WORK TO COMPLETE:
Take the records underneath and set them down exactly.

DATA SUPPLIED:
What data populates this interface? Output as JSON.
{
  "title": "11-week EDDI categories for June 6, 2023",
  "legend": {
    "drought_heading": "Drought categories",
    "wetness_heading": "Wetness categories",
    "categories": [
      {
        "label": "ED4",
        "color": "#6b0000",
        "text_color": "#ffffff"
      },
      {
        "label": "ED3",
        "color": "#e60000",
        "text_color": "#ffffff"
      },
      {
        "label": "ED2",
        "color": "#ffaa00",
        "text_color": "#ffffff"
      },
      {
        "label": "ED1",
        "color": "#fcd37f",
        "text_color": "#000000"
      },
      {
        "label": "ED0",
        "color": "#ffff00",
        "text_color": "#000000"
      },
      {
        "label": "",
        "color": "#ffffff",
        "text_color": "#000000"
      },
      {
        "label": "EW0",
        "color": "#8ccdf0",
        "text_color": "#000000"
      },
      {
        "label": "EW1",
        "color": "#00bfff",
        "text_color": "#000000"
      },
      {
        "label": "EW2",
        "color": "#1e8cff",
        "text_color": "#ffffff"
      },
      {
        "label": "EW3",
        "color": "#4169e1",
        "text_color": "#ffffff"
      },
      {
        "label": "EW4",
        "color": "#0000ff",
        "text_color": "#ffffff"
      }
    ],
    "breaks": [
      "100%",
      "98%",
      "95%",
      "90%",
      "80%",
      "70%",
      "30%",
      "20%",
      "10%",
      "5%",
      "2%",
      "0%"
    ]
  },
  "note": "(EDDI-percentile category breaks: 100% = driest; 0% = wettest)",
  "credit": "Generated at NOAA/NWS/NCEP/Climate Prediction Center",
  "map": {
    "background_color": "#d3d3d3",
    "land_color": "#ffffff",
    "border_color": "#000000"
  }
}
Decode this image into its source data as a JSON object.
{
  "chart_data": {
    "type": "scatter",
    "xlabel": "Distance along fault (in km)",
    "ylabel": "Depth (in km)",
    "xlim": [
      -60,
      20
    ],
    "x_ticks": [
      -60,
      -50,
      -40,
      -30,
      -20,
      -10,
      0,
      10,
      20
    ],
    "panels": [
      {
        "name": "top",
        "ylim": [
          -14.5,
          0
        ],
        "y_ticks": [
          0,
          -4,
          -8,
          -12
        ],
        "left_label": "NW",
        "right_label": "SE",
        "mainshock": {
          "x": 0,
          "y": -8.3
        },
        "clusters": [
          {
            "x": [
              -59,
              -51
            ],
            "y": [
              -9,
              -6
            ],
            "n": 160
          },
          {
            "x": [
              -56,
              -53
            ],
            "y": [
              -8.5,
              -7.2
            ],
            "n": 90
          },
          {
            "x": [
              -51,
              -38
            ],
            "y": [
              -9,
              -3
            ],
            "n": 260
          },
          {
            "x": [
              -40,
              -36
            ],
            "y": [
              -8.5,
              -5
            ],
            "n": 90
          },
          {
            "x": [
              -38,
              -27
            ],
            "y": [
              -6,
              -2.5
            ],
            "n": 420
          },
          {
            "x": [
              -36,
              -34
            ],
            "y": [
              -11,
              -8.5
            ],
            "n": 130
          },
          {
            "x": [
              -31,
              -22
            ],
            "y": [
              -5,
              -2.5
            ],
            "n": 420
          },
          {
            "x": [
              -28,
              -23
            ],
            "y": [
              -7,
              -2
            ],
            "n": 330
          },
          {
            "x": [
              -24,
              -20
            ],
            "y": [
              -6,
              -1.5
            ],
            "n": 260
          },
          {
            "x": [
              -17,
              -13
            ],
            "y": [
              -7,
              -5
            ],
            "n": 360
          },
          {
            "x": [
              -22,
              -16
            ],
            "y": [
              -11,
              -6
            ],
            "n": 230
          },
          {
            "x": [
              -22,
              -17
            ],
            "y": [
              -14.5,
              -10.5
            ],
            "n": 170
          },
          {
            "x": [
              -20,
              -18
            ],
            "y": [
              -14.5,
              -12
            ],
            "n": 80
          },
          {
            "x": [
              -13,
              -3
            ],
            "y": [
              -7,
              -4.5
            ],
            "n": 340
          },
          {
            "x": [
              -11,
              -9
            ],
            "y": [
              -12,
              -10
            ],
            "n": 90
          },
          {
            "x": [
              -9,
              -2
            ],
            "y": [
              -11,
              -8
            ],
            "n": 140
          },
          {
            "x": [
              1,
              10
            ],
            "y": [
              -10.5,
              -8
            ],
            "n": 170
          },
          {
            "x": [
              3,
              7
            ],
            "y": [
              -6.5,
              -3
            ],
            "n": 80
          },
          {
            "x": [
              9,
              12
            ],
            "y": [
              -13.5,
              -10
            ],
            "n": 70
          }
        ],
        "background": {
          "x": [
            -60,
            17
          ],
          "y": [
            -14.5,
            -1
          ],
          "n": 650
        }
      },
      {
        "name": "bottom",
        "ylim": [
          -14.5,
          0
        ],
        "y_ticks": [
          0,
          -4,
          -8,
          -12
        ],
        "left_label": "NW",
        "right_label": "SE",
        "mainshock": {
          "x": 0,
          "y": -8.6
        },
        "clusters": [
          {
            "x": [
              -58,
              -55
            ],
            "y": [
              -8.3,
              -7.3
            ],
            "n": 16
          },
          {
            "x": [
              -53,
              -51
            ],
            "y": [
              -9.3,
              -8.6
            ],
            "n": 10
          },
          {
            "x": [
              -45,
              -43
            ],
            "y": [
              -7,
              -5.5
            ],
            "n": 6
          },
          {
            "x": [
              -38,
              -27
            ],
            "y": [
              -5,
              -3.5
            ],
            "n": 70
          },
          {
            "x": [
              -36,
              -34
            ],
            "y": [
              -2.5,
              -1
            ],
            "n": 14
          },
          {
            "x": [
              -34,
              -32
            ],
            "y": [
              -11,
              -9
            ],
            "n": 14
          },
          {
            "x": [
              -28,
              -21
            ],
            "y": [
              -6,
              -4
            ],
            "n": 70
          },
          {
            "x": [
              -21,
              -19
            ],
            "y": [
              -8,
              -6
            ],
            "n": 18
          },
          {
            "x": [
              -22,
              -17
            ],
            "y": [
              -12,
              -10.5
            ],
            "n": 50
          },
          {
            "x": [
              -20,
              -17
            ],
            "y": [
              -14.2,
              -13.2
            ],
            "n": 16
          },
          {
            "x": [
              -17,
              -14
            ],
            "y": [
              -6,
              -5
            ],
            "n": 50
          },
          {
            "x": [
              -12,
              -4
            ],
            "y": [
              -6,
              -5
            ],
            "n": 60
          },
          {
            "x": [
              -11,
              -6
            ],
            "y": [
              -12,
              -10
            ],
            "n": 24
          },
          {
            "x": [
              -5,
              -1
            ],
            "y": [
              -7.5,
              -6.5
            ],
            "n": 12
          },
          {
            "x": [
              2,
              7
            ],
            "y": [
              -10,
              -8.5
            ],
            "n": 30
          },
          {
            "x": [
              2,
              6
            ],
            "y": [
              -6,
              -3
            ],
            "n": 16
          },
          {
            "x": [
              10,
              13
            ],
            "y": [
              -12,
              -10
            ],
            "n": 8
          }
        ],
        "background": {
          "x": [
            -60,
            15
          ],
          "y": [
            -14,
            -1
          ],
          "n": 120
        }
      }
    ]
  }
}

TASK RESULT:
What data populates this interface? Output as JSON.
{
  "title": "11-week EDDI categories for June 6, 2023",
  "legend": {
    "drought_heading": "Drought categories",
    "wetness_heading": "Wetness categories",
    "categories": [
      {
        "label": "ED4",
        "color": "#6b0000",
        "text_color": "#ffffff"
      },
      {
        "label": "ED3",
        "color": "#e60000",
        "text_color": "#ffffff"
      },
      {
        "label": "ED2",
        "color": "#ffaa00",
        "text_color": "#ffffff"
      },
      {
        "label": "ED1",
        "color": "#fcd37f",
        "text_color": "#000000"
      },
      {
        "label": "ED0",
        "color": "#ffff00",
        "text_color": "#000000"
      },
      {
        "label": "",
        "color": "#ffffff",
        "text_color": "#000000"
      },
      {
        "label": "EW0",
        "color": "#8ccdf0",
        "text_color": "#000000"
      },
      {
        "label": "EW1",
        "color": "#00bfff",
        "text_color": "#000000"
      },
      {
        "label": "EW2",
        "color": "#1e8cff",
        "text_color": "#ffffff"
      },
      {
        "label": "EW3",
        "color": "#4169e1",
        "text_color": "#ffffff"
      },
      {
        "label": "EW4",
        "color": "#0000ff",
        "text_color": "#ffffff"
      }
    ],
    "breaks": [
      "100%",
      "98%",
      "95%",
      "90%",
      "80%",
      "70%",
      "30%",
      "20%",
      "10%",
      "5%",
      "2%",
      "0%"
    ]
  },
  "note": "(EDDI-percentile category breaks: 100% = driest; 0% = wettest)",
  "credit": "Generated at NOAA/NWS/NCEP/Climate Prediction Center",
  "map": {
    "background_color": "#d3d3d3",
    "land_color": "#ffffff",
    "border_color": "#000000"
  }
}
Decode this image into its source data as a JSON object.
{
  "chart_data": {
    "type": "scatter",
    "xlabel": "Distance along fault (in km)",
    "ylabel": "Depth (in km)",
    "xlim": [
      -60,
      20
    ],
    "x_ticks": [
      -60,
      -50,
      -40,
      -30,
      -20,
      -10,
      0,
      10,
      20
    ],
    "panels": [
      {
        "name": "top",
        "ylim": [
          -14.5,
          0
        ],
        "y_ticks": [
          0,
          -4,
          -8,
          -12
        ],
        "left_label": "NW",
        "right_label": "SE",
        "mainshock": {
          "x": 0,
          "y": -8.3
        },
        "clusters": [
          {
            "x": [
              -59,
              -51
            ],
            "y": [
              -9,
              -6
            ],
            "n": 160
          },
          {
            "x": [
              -56,
              -53
            ],
            "y": [
              -8.5,
              -7.2
            ],
            "n": 90
          },
          {
            "x": [
              -51,
              -38
            ],
            "y": [
              -9,
              -3
            ],
            "n": 260
          },
          {
            "x": [
              -40,
              -36
            ],
            "y": [
              -8.5,
              -5
            ],
            "n": 90
          },
          {
            "x": [
              -38,
              -27
            ],
            "y": [
              -6,
              -2.5
            ],
            "n": 420
          },
          {
            "x": [
              -36,
              -34
            ],
            "y": [
              -11,
              -8.5
            ],
            "n": 130
          },
          {
            "x": [
              -31,
              -22
            ],
            "y": [
              -5,
              -2.5
            ],
            "n": 420
          },
          {
            "x": [
              -28,
              -23
            ],
            "y": [
              -7,
              -2
            ],
            "n": 330
          },
          {
            "x": [
              -24,
              -20
            ],
            "y": [
              -6,
              -1.5
            ],
            "n": 260
          },
          {
            "x": [
              -17,
              -13
            ],
            "y": [
              -7,
              -5
            ],
            "n": 360
          },
          {
            "x": [
              -22,
              -16
            ],
            "y": [
              -11,
              -6
            ],
            "n": 230
          },
          {
            "x": [
              -22,
              -17
            ],
            "y": [
              -14.5,
              -10.5
            ],
            "n": 170
          },
          {
            "x": [
              -20,
              -18
            ],
            "y": [
              -14.5,
              -12
            ],
            "n": 80
          },
          {
            "x": [
              -13,
              -3
            ],
            "y": [
              -7,
              -4.5
            ],
            "n": 340
          },
          {
            "x": [
              -11,
              -9
            ],
            "y": [
              -12,
              -10
            ],
            "n": 90
          },
          {
            "x": [
              -9,
              -2
            ],
            "y": [
              -11,
              -8
            ],
            "n": 140
          },
          {
            "x": [
              1,
              10
            ],
            "y": [
              -10.5,
              -8
            ],
            "n": 170
          },
          {
            "x": [
              3,
              7
            ],
            "y": [
              -6.5,
              -3
            ],
            "n": 80
          },
          {
            "x": [
              9,
              12
            ],
            "y": [
              -13.5,
              -10
            ],
            "n": 70
          }
        ],
        "background": {
          "x": [
            -60,
            17
          ],
          "y": [
            -14.5,
            -1
          ],
          "n": 650
        }
      },
      {
        "name": "bottom",
        "ylim": [
          -14.5,
          0
        ],
        "y_ticks": [
          0,
          -4,
          -8,
          -12
        ],
        "left_label": "NW",
        "right_label": "SE",
        "mainshock": {
          "x": 0,
          "y": -8.6
        },
        "clusters": [
          {
            "x": [
              -58,
              -55
            ],
            "y": [
              -8.3,
              -7.3
            ],
            "n": 16
          },
          {
            "x": [
              -53,
              -51
            ],
            "y": [
              -9.3,
              -8.6
            ],
            "n": 10
          },
          {
            "x": [
              -45,
              -43
            ],
            "y": [
              -7,
              -5.5
            ],
            "n": 6
          },
          {
            "x": [
              -38,
              -27
            ],
            "y": [
              -5,
              -3.5
            ],
            "n": 70
          },
          {
            "x": [
              -36,
              -34
            ],
            "y": [
              -2.5,
              -1
            ],
            "n": 14
          },
          {
            "x": [
              -34,
              -32
            ],
            "y": [
              -11,
              -9
            ],
            "n": 14
          },
          {
            "x": [
              -28,
              -21
            ],
            "y": [
              -6,
              -4
            ],
            "n": 70
          },
          {
            "x": [
              -21,
              -19
            ],
            "y": [
              -8,
              -6
            ],
            "n": 18
          },
          {
            "x": [
              -22,
              -17
            ],
            "y": [
              -12,
              -10.5
            ],
            "n": 50
          },
          {
            "x": [
              -20,
              -17
            ],
            "y": [
              -14.2,
              -13.2
            ],
            "n": 16
          },
          {
            "x": [
              -17,
              -14
            ],
            "y": [
              -6,
              -5
            ],
            "n": 50
          },
          {
            "x": [
              -12,
              -4
            ],
            "y": [
              -6,
              -5
            ],
            "n": 60
          },
          {
            "x": [
              -11,
              -6
            ],
            "y": [
              -12,
              -10
            ],
            "n": 24
          },
          {
            "x": [
              -5,
              -1
            ],
            "y": [
              -7.5,
              -6.5
            ],
            "n": 12
          },
          {
            "x": [
              2,
              7
            ],
            "y": [
              -10,
              -8.5
            ],
            "n": 30
          },
          {
            "x": [
              2,
              6
            ],
            "y": [
              -6,
              -3
            ],
            "n": 16
          },
          {
            "x": [
              10,
              13
            ],
            "y": [
              -12,
              -10
            ],
            "n": 8
          }
        ],
        "background": {
          "x": [
            -60,
            15
          ],
          "y": [
            -14,
            -1
          ],
          "n": 120
        }
      }
    ]
  }
}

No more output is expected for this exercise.